[Passage given]
▬▬▬

Friday, February 24, 2006

Different Names for the Same Things

It has been brought to my attention that I may have created some confusion with some of the Namibian phrases (or "Namblish" as it is affectionately known) I have been using in my posts. So, here's a quick break down of daily happenings and phrases:

In Namibia…
-Floppy disks are called "stiffys"
-Grilled sandwiches are called "toasties"
-"Now" means in a little while, and "now-now" means right now. For example, "I'm eating lunch now-now, but I'm going to the store now." This can get a bit confusing, because you can say, "I'm coming just now," which would mean you are leaving now-now, but coming back in a little while… now-now is one of my favorite Namibian phrases:)
-Candy or sweets are called "lekkers." The word "lekker" means nice or good in Afrikaans.
-It is better to be fat than skinny because it means you have enough money to eat well
-Napkins are called "serviettes" (napkins are feminine hygiene products, something my friend Chris and I found out the hard way when we went to the store and told the clerk we needed, "about 500 napkins for our party." She was a bit shocked.)

▬▬▬

[Set problem] Can you resume the blog post on Namibian phrases right after its last sentence?

Layout records:
▬▬▬

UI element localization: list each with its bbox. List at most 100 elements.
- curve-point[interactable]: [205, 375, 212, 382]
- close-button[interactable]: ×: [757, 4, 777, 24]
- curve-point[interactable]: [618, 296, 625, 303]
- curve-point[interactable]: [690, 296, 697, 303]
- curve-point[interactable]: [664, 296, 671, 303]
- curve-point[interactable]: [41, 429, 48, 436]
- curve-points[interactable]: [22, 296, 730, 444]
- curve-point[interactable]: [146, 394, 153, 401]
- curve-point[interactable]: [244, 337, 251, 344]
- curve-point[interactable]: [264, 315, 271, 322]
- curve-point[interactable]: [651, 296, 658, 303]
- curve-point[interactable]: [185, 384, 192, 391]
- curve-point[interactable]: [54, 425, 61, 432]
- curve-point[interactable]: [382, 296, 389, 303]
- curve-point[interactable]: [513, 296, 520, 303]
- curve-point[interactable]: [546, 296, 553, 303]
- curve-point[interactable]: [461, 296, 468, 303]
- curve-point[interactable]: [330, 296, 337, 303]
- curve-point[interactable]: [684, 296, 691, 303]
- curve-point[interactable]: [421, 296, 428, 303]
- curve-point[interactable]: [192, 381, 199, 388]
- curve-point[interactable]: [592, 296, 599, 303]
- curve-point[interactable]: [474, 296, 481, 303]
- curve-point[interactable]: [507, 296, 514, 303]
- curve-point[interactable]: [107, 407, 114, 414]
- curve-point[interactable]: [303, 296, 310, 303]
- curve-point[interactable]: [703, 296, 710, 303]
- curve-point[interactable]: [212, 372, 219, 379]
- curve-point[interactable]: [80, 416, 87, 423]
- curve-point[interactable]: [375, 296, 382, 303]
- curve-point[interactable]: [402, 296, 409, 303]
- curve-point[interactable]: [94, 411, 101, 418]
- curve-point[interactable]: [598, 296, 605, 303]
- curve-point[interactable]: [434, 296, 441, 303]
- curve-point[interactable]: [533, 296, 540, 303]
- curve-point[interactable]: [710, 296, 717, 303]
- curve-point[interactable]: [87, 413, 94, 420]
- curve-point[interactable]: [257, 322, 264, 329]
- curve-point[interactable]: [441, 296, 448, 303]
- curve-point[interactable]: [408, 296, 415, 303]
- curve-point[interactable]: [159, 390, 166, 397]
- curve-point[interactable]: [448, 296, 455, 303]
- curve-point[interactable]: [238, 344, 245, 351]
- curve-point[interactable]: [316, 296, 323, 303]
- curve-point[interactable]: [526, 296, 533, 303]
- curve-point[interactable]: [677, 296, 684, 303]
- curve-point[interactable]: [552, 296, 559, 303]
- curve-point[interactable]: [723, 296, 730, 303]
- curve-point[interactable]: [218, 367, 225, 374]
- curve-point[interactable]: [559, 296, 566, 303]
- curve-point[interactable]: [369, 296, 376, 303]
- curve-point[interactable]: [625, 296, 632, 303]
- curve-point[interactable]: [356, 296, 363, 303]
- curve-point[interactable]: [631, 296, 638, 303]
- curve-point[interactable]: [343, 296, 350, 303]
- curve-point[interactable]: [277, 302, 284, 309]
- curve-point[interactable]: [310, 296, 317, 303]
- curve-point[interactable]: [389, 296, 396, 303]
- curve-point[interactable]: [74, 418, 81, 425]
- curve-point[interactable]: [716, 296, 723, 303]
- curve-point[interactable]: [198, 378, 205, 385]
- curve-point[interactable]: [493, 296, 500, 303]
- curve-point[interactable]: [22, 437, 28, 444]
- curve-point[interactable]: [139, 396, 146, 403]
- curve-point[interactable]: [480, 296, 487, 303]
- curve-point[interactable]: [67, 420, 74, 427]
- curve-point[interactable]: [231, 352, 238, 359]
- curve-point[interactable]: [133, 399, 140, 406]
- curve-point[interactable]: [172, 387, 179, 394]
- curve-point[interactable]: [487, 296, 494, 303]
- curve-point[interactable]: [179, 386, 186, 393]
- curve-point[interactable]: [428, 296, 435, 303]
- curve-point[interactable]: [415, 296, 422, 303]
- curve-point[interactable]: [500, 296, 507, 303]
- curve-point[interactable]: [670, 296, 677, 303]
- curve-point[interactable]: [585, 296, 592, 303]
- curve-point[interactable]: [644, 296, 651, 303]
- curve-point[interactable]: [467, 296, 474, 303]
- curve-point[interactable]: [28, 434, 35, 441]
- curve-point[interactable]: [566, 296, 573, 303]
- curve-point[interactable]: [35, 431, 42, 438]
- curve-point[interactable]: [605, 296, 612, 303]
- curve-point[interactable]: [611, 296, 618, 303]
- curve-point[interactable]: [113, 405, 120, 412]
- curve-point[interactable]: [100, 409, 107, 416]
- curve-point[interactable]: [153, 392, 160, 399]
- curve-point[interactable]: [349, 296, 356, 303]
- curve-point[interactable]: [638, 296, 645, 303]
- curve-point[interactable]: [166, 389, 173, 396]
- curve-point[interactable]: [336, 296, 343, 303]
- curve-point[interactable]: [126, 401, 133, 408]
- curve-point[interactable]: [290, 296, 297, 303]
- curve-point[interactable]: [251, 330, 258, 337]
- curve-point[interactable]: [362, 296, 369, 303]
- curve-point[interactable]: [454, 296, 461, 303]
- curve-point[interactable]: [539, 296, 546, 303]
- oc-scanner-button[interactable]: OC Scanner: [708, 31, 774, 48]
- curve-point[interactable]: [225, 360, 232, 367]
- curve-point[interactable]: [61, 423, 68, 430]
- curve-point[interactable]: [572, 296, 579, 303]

▬▬▬

[Reply to the exercise]
-Trucks are called "baakies"
-Older women, usually mothers or aunts, are called "memes" (pronounced may-may)
-Babies are "babas"
-If someone says, "He lives in the bush," it means very far away, or very remote. The equivalent of us saying the "boonies."
-Skin color matters. While I really only see "black" and "white," people here see shades. Different shades associate you with different ethnic and tribal groups
-Tea time is twice daily from 10-10:30 and 3-3:30
-liquor stores are called "bottle stores."
-Alcoholic and non-alcoholic drinks are referred to as a "cool drink."
In fact, the Afrikaans word for a cold beverage is "koeldrink"
-French fries are called "chips"
-"The Location" is an actual neighborhood or section of town. During apartheid, towns were segregated into white and black neighborhoods, and all of the black people lived in an area called "the location." Though things have gotten a bit more inclusive here, there are still locations in most decent sized communities and, unless there's a white PCV living there, they are still made up of only black people.
-Porridge is called "pap"
-If you say you are vegetarian, people will cook you fish and chicken
-A grill is called a "braai"
-"Must" means "can" (ex. "You must begin cooking now.")
-A large bus or van is called a "combi"
-Rolls are called "brotchens"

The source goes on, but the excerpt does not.